To be done >>
State how many lines in these records contain the word "date", and nothing else.

Figure dataset records:
----------
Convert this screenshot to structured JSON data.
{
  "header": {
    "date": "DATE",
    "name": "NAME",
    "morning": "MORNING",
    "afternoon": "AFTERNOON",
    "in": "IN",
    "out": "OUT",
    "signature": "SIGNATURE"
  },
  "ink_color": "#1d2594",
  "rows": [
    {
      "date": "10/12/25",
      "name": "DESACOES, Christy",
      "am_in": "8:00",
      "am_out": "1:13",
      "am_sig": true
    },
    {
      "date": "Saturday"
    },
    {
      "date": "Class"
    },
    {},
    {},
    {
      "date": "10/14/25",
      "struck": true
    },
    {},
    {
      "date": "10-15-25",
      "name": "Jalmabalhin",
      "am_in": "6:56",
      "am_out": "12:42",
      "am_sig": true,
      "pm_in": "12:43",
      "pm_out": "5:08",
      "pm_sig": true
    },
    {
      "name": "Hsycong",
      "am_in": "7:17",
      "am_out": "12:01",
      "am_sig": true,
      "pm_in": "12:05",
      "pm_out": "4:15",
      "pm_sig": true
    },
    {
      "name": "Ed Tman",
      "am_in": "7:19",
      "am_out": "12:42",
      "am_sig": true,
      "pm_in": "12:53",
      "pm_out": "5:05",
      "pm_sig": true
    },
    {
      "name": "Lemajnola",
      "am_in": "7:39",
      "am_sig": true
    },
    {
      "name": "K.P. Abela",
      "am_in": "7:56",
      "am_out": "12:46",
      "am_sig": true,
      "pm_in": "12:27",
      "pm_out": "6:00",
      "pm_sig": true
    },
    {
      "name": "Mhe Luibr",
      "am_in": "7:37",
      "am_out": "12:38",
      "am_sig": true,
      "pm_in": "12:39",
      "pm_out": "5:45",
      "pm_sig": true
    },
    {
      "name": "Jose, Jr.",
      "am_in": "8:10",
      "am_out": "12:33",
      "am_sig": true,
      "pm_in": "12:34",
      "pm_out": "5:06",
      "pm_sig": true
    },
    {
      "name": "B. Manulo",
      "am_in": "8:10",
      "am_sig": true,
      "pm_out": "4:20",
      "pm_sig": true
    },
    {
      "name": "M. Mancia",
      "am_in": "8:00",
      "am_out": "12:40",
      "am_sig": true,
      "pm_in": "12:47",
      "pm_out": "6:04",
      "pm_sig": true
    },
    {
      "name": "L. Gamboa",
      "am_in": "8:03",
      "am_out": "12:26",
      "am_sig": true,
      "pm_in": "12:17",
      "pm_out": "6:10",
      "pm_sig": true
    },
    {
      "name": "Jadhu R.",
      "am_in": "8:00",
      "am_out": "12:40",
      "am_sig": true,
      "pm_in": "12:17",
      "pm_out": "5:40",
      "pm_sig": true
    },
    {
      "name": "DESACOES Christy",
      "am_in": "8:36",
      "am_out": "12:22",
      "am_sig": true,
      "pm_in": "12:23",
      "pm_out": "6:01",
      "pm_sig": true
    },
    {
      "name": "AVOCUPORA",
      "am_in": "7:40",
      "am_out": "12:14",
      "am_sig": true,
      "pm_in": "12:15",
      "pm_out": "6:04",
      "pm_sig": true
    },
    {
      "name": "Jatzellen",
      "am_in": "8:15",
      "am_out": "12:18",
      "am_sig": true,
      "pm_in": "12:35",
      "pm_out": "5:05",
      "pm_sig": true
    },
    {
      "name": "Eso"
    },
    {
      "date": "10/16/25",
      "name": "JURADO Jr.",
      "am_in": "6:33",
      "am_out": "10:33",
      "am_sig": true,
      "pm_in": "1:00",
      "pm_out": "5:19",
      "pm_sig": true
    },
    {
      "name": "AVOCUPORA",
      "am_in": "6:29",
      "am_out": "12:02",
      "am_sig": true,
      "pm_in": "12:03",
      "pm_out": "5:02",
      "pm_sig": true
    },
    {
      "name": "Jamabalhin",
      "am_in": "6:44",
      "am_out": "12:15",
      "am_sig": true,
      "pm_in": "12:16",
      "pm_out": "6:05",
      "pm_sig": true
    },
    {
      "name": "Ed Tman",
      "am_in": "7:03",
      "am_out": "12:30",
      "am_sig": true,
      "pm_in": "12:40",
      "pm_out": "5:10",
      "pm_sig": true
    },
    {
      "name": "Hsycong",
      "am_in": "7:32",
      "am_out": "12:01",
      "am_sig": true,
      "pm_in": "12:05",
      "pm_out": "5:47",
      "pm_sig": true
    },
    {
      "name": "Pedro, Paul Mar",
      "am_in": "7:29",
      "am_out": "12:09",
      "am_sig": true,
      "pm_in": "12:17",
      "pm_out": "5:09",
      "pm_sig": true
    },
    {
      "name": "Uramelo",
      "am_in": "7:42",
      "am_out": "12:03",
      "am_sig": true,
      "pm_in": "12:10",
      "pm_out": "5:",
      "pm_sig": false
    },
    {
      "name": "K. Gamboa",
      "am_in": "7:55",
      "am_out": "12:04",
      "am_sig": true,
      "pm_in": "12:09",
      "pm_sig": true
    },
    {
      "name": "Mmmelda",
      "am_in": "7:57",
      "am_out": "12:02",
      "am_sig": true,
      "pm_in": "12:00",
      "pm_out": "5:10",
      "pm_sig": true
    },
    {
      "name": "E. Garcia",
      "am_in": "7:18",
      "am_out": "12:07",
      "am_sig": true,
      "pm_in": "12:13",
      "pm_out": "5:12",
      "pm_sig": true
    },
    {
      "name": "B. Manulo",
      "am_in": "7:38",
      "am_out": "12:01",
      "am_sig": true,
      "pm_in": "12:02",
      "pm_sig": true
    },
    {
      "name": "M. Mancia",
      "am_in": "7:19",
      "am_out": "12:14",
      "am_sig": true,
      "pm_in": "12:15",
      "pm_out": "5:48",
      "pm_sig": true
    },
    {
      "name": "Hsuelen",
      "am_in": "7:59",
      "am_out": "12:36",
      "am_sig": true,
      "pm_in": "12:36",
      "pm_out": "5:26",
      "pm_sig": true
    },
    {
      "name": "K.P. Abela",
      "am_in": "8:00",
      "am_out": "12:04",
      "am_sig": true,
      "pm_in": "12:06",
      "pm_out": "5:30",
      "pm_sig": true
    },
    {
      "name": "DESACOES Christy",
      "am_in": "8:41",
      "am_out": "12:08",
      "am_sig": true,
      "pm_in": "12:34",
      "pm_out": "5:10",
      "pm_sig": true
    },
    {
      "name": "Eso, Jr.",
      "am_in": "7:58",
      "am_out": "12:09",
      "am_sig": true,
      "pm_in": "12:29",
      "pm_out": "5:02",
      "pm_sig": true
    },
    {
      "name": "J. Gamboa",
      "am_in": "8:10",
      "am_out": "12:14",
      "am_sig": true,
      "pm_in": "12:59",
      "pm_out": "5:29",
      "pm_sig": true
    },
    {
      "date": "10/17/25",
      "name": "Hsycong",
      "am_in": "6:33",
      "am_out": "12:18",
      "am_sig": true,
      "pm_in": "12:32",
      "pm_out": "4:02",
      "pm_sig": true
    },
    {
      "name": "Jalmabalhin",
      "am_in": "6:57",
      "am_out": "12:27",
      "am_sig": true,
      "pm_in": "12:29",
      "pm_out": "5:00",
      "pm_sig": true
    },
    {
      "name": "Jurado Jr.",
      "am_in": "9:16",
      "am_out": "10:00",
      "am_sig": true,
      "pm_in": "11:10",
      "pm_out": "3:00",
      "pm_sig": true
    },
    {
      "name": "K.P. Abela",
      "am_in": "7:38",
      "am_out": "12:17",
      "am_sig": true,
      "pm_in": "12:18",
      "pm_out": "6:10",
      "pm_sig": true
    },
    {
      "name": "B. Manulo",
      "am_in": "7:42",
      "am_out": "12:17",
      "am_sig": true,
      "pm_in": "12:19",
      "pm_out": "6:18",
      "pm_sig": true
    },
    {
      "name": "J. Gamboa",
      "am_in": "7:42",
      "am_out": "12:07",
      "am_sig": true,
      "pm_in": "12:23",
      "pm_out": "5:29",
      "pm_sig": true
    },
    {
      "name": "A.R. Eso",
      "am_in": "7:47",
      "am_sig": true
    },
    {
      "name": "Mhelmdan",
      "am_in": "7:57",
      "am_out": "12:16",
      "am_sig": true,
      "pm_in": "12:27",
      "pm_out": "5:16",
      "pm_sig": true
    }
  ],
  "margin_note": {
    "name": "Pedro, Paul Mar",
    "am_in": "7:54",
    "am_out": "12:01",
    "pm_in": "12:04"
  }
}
----------
Solution to the problem >>
8